**MATERIAL TO PROCESS:**
________________________________________

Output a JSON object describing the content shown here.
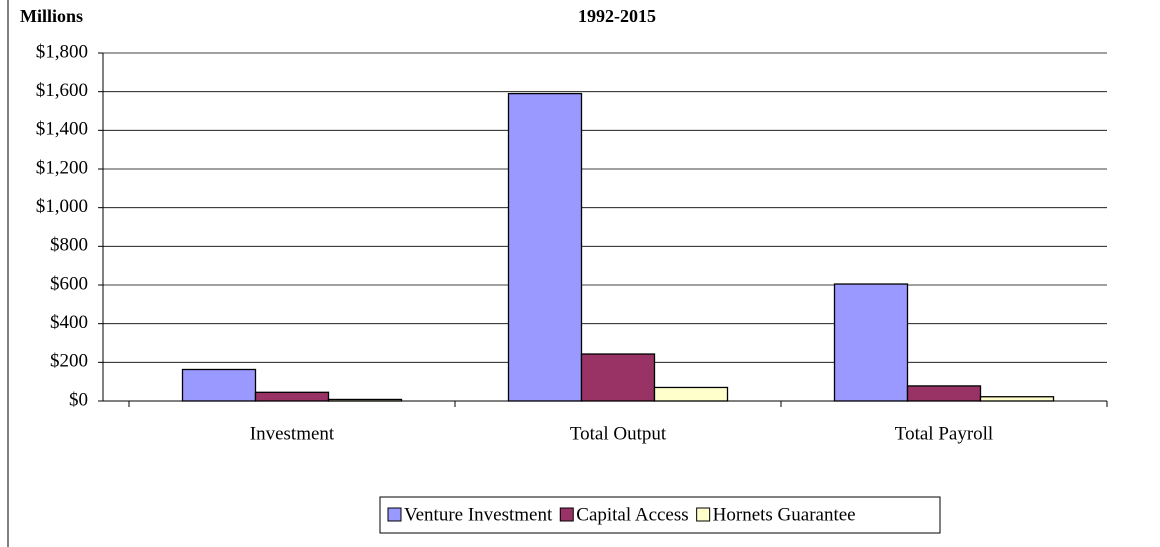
{
  "chart_data": {
    "type": "bar",
    "title": "1992-2015",
    "y_label": "Millions",
    "categories": [
      "Investment",
      "Total Output",
      "Total Payroll"
    ],
    "series": [
      {
        "name": "Venture Investment",
        "color": "#9999ff",
        "values": [
          163,
          1590,
          605
        ]
      },
      {
        "name": "Capital Access",
        "color": "#993366",
        "values": [
          45,
          243,
          78
        ]
      },
      {
        "name": "Hornets Guarantee",
        "color": "#ffffcc",
        "values": [
          8,
          70,
          22
        ]
      }
    ],
    "ylim": [
      0,
      1800
    ],
    "yticks": [
      {
        "value": 0,
        "label": "$0"
      },
      {
        "value": 200,
        "label": "$200"
      },
      {
        "value": 400,
        "label": "$400"
      },
      {
        "value": 600,
        "label": "$600"
      },
      {
        "value": 800,
        "label": "$800"
      },
      {
        "value": 1000,
        "label": "$1,000"
      },
      {
        "value": 1200,
        "label": "$1,200"
      },
      {
        "value": 1400,
        "label": "$1,400"
      },
      {
        "value": 1600,
        "label": "$1,600"
      },
      {
        "value": 1800,
        "label": "$1,800"
      }
    ],
    "grid": true,
    "legend": "bottom"
  }
}
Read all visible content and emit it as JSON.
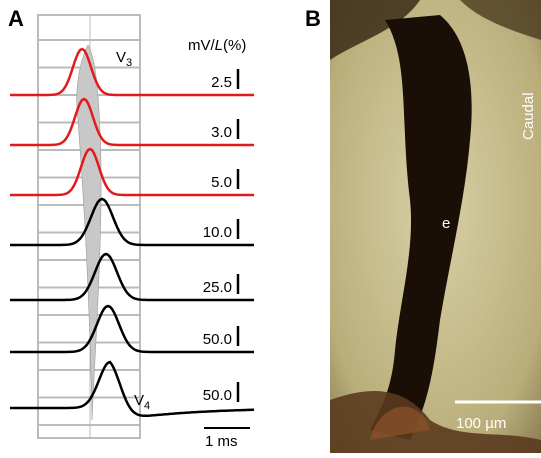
{
  "panel_a": {
    "label": "A",
    "v3": {
      "main": "V",
      "sub": "3"
    },
    "v4": {
      "main": "V",
      "sub": "4"
    },
    "scale_header": {
      "pre": "mV/",
      "italic": "L",
      "post": "(%)"
    },
    "scales": [
      "2.5",
      "3.0",
      "5.0",
      "10.0",
      "25.0",
      "50.0",
      "50.0"
    ],
    "time_bar": "1 ms"
  },
  "panel_b": {
    "label": "B",
    "orientation": "Caudal",
    "structure": "e",
    "scale_bar": "100 µm"
  }
}
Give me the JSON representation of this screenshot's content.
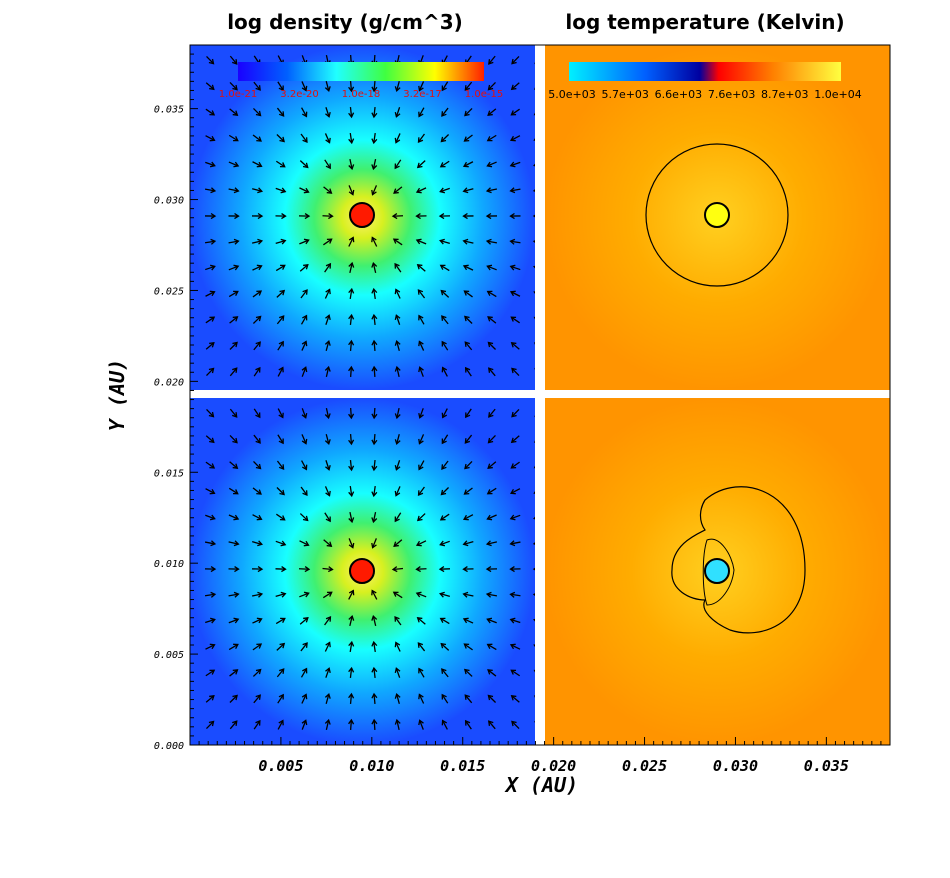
{
  "chart_data": {
    "type": "heatmap",
    "panels": [
      {
        "title": "log density (g/cm^3)",
        "row": "top",
        "column": "left",
        "colormap": "rainbow",
        "center": [
          0.0095,
          0.029
        ]
      },
      {
        "title": "log temperature (Kelvin)",
        "row": "top",
        "column": "right",
        "colormap": "cyan-blue-red-yellow",
        "center": [
          0.029,
          0.029
        ]
      },
      {
        "row": "bottom",
        "column": "left",
        "colormap": "rainbow",
        "center": [
          0.0095,
          0.0095
        ]
      },
      {
        "row": "bottom",
        "column": "right",
        "colormap": "cyan-blue-red-yellow",
        "center": [
          0.029,
          0.0095
        ]
      }
    ],
    "density_colorbar": {
      "ticks": [
        "1.0e-21",
        "3.2e-20",
        "1.0e-18",
        "3.2e-17",
        "1.0e-15"
      ],
      "label_color": "#e01010"
    },
    "temperature_colorbar": {
      "ticks": [
        "5.0e+03",
        "5.7e+03",
        "6.6e+03",
        "7.6e+03",
        "8.7e+03",
        "1.0e+04"
      ]
    },
    "xlabel": "X  (AU)",
    "ylabel": "Y  (AU)",
    "x_ticks": [
      "0.005",
      "0.010",
      "0.015",
      "0.020",
      "0.025",
      "0.030",
      "0.035"
    ],
    "x_tick_values": [
      0.005,
      0.01,
      0.015,
      0.02,
      0.025,
      0.03,
      0.035
    ],
    "y_ticks": [
      "0.000",
      "0.005",
      "0.010",
      "0.015",
      "0.020",
      "0.025",
      "0.030",
      "0.035"
    ],
    "y_tick_values": [
      0.0,
      0.005,
      0.01,
      0.015,
      0.02,
      0.025,
      0.03,
      0.035
    ],
    "xlim": [
      0.0,
      0.0385
    ],
    "ylim": [
      0.0,
      0.0385
    ],
    "vector_field": "velocity arrows on density panels",
    "colors": {
      "density_bg": "#1a4cff",
      "temperature_bg": "#ffa200",
      "sink": "#ff1a00",
      "hot_sink": "#ffff10",
      "cold_sink": "#30e0ff"
    }
  }
}
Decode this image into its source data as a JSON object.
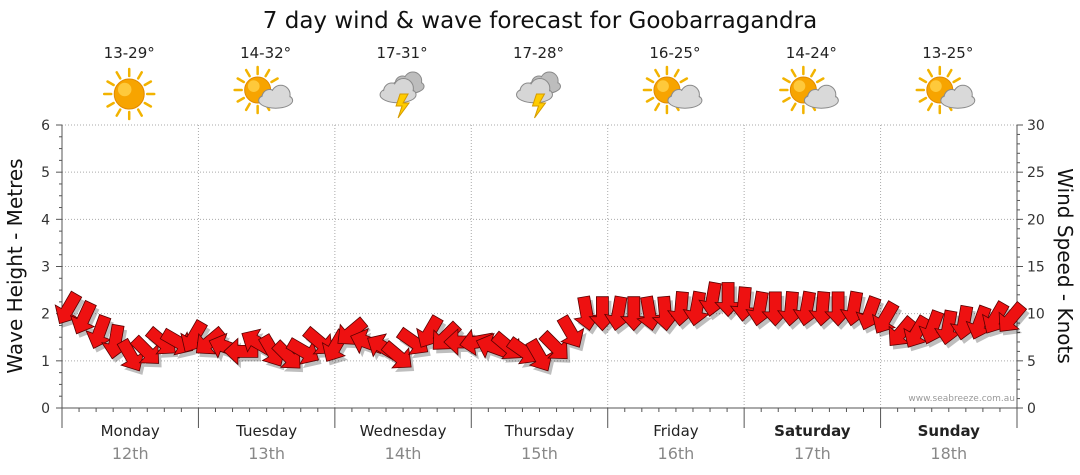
{
  "chart_data": {
    "type": "line",
    "title": "7 day wind & wave forecast for Goobarragandra",
    "ylabel_left": "Wave Height - Metres",
    "ylabel_right": "Wind Speed - Knots",
    "ylim_left": [
      0,
      6
    ],
    "ylim_right": [
      0,
      30
    ],
    "yticks_left": [
      "0",
      "1",
      "2",
      "3",
      "4",
      "5",
      "6"
    ],
    "yticks_right": [
      "0",
      "5",
      "10",
      "15",
      "20",
      "25",
      "30"
    ],
    "grid": true,
    "credit": "www.seabreeze.com.au",
    "days": [
      {
        "name": "Monday",
        "date": "12th",
        "temp": "13-29°",
        "icon": "sun-icon",
        "bold": false
      },
      {
        "name": "Tuesday",
        "date": "13th",
        "temp": "14-32°",
        "icon": "sun-cloud-icon",
        "bold": false
      },
      {
        "name": "Wednesday",
        "date": "14th",
        "temp": "17-31°",
        "icon": "storm-icon",
        "bold": false
      },
      {
        "name": "Thursday",
        "date": "15th",
        "temp": "17-28°",
        "icon": "storm-icon",
        "bold": false
      },
      {
        "name": "Friday",
        "date": "16th",
        "temp": "16-25°",
        "icon": "sun-cloud-icon",
        "bold": false
      },
      {
        "name": "Saturday",
        "date": "17th",
        "temp": "14-24°",
        "icon": "sun-cloud-icon",
        "bold": true
      },
      {
        "name": "Sunday",
        "date": "18th",
        "temp": "13-25°",
        "icon": "sun-cloud-icon",
        "bold": true
      }
    ],
    "series": [
      {
        "name": "Wind Speed",
        "color": "#ee1111",
        "values_knots": [
          10.5,
          9.5,
          8,
          7,
          5.5,
          6,
          7,
          7,
          7.5,
          7,
          6.5,
          6,
          7,
          6,
          5.5,
          6,
          7,
          6.5,
          8,
          7,
          6.5,
          5.5,
          7,
          8,
          7.5,
          7,
          7,
          6.5,
          6.5,
          6,
          5.5,
          6.5,
          8,
          10,
          10,
          10,
          10,
          10,
          10,
          10.5,
          10.5,
          11.5,
          11.5,
          11,
          10.5,
          10.5,
          10.5,
          10.5,
          10.5,
          10.5,
          10.5,
          10,
          9.5,
          8,
          8,
          8.5,
          8.5,
          9,
          9,
          9.5,
          9.5
        ],
        "direction_deg": [
          120,
          115,
          110,
          100,
          60,
          45,
          40,
          30,
          120,
          140,
          200,
          180,
          210,
          60,
          45,
          30,
          40,
          120,
          140,
          200,
          210,
          40,
          35,
          120,
          135,
          180,
          170,
          200,
          40,
          35,
          60,
          45,
          60,
          80,
          90,
          100,
          90,
          80,
          85,
          95,
          100,
          100,
          90,
          95,
          100,
          90,
          95,
          100,
          95,
          90,
          100,
          110,
          120,
          130,
          120,
          110,
          100,
          100,
          110,
          120,
          130
        ]
      }
    ]
  }
}
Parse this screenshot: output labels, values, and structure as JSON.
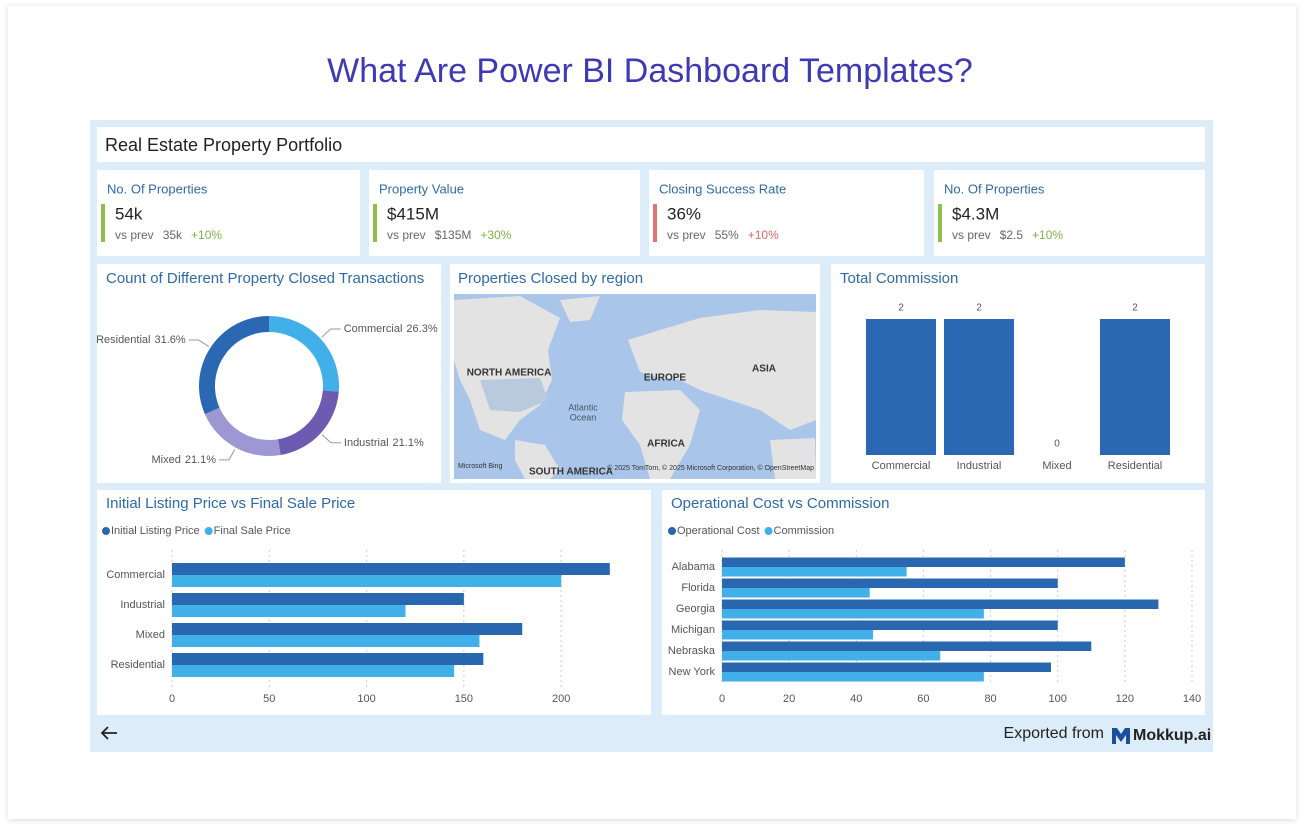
{
  "header": {
    "title": "What Are Power BI Dashboard Templates?"
  },
  "dashboard": {
    "title": "Real Estate Property Portfolio"
  },
  "kpis": [
    {
      "title": "No. Of Properties",
      "value": "54k",
      "prev_label": "vs prev",
      "prev": "35k",
      "change": "+10%",
      "color": "#8bc34a",
      "change_color": "#7cb342"
    },
    {
      "title": "Property Value",
      "value": "$415M",
      "prev_label": "vs prev",
      "prev": "$135M",
      "change": "+30%",
      "color": "#8bc34a",
      "change_color": "#7cb342"
    },
    {
      "title": "Closing Success Rate",
      "value": "36%",
      "prev_label": "vs prev",
      "prev": "55%",
      "change": "+10%",
      "color": "#e57373",
      "change_color": "#e06666"
    },
    {
      "title": "No. Of Properties",
      "value": "$4.3M",
      "prev_label": "vs prev",
      "prev": "$2.5",
      "change": "+10%",
      "color": "#8bc34a",
      "change_color": "#7cb342"
    }
  ],
  "chart_data": [
    {
      "type": "pie",
      "title": "Count of Different Property Closed Transactions",
      "categories": [
        "Commercial",
        "Industrial",
        "Mixed",
        "Residential"
      ],
      "values": [
        26.3,
        21.1,
        21.1,
        31.6
      ],
      "value_labels": [
        "26.3%",
        "21.1%",
        "21.1%",
        "31.6%"
      ],
      "colors": [
        "#41b0e8",
        "#6c5bb0",
        "#9d97d3",
        "#2b68b3"
      ]
    },
    {
      "type": "bar",
      "title": "Total Commission",
      "categories": [
        "Commercial",
        "Industrial",
        "Mixed",
        "Residential"
      ],
      "values": [
        2,
        2,
        0,
        2
      ],
      "color": "#2b68b3"
    },
    {
      "type": "hbar",
      "title": "Initial Listing Price vs Final Sale Price",
      "categories": [
        "Commercial",
        "Industrial",
        "Mixed",
        "Residential"
      ],
      "series": [
        {
          "name": "Initial Listing Price",
          "color": "#2a67b1",
          "values": [
            225,
            150,
            180,
            160
          ]
        },
        {
          "name": "Final Sale Price",
          "color": "#41b0e8",
          "values": [
            200,
            120,
            158,
            145
          ]
        }
      ],
      "xlim": [
        0,
        240
      ],
      "xticks": [
        0,
        50,
        100,
        150,
        200
      ],
      "grid": true
    },
    {
      "type": "hbar",
      "title": "Operational Cost vs Commission",
      "categories": [
        "Alabama",
        "Florida",
        "Georgia",
        "Michigan",
        "Nebraska",
        "New York"
      ],
      "series": [
        {
          "name": "Operational Cost",
          "color": "#2a67b1",
          "values": [
            120,
            100,
            130,
            100,
            110,
            98
          ]
        },
        {
          "name": "Commission",
          "color": "#41b0e8",
          "values": [
            55,
            44,
            78,
            45,
            65,
            78
          ]
        }
      ],
      "xlim": [
        0,
        140
      ],
      "xticks": [
        0,
        20,
        40,
        60,
        80,
        100,
        120,
        140
      ],
      "grid": true
    }
  ],
  "map": {
    "title": "Properties Closed by region",
    "labels": [
      "NORTH AMERICA",
      "EUROPE",
      "ASIA",
      "Atlantic",
      "Ocean",
      "AFRICA",
      "SOUTH AMERICA"
    ],
    "provider": "Microsoft Bing",
    "attribution": "© 2025 TomTom, © 2025 Microsoft Corporation, © OpenStreetMap"
  },
  "footer": {
    "text": "Exported from",
    "brand": "Mokkup.ai"
  }
}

________________________________________

**AIM:** Locate the word "Initial" in the records and collect each line it appears in.

**ANSWER TO THIS TASK:**
      "title": "Initial Listing Price vs Final Sale Price",
          "name": "Initial Listing Price",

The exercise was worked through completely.